━━ EXTRACTED DATA ━━

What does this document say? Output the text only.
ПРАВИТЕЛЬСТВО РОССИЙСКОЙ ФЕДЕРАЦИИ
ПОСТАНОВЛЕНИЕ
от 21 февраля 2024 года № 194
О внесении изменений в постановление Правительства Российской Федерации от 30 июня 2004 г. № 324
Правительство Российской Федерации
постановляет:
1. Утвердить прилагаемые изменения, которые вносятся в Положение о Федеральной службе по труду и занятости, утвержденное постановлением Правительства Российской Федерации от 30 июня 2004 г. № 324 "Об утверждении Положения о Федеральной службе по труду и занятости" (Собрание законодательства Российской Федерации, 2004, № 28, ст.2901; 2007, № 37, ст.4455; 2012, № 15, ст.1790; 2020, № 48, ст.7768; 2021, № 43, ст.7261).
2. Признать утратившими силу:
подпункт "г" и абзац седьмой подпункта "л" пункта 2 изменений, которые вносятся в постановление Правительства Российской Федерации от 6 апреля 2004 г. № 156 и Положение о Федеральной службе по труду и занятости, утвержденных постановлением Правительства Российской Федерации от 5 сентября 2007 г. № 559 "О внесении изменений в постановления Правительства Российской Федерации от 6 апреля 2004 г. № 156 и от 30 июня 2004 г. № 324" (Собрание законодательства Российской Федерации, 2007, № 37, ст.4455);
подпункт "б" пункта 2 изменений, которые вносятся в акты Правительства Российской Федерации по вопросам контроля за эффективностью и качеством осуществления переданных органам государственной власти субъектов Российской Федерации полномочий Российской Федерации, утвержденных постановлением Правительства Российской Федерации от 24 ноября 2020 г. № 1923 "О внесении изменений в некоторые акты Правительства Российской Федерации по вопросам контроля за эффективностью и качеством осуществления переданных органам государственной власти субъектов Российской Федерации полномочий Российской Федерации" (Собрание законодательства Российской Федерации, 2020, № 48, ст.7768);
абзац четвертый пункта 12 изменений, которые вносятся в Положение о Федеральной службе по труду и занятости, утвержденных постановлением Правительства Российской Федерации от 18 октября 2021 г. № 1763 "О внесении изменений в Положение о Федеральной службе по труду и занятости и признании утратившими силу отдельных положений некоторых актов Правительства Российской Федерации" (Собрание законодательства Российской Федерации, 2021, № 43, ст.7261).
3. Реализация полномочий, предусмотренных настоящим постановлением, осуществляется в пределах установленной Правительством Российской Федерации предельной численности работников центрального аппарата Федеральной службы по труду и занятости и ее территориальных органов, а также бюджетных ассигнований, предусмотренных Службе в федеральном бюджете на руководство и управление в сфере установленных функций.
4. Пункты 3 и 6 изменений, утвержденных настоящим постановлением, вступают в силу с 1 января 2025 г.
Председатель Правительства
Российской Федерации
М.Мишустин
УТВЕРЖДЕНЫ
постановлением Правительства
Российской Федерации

━━━

→ **PROBLEM STATEMENT**:
Looking at the entries above, say how many lines contain the word "полномочий". Only the number is wanted.

→ **OUTPUT OF THE EXERCISE**:
2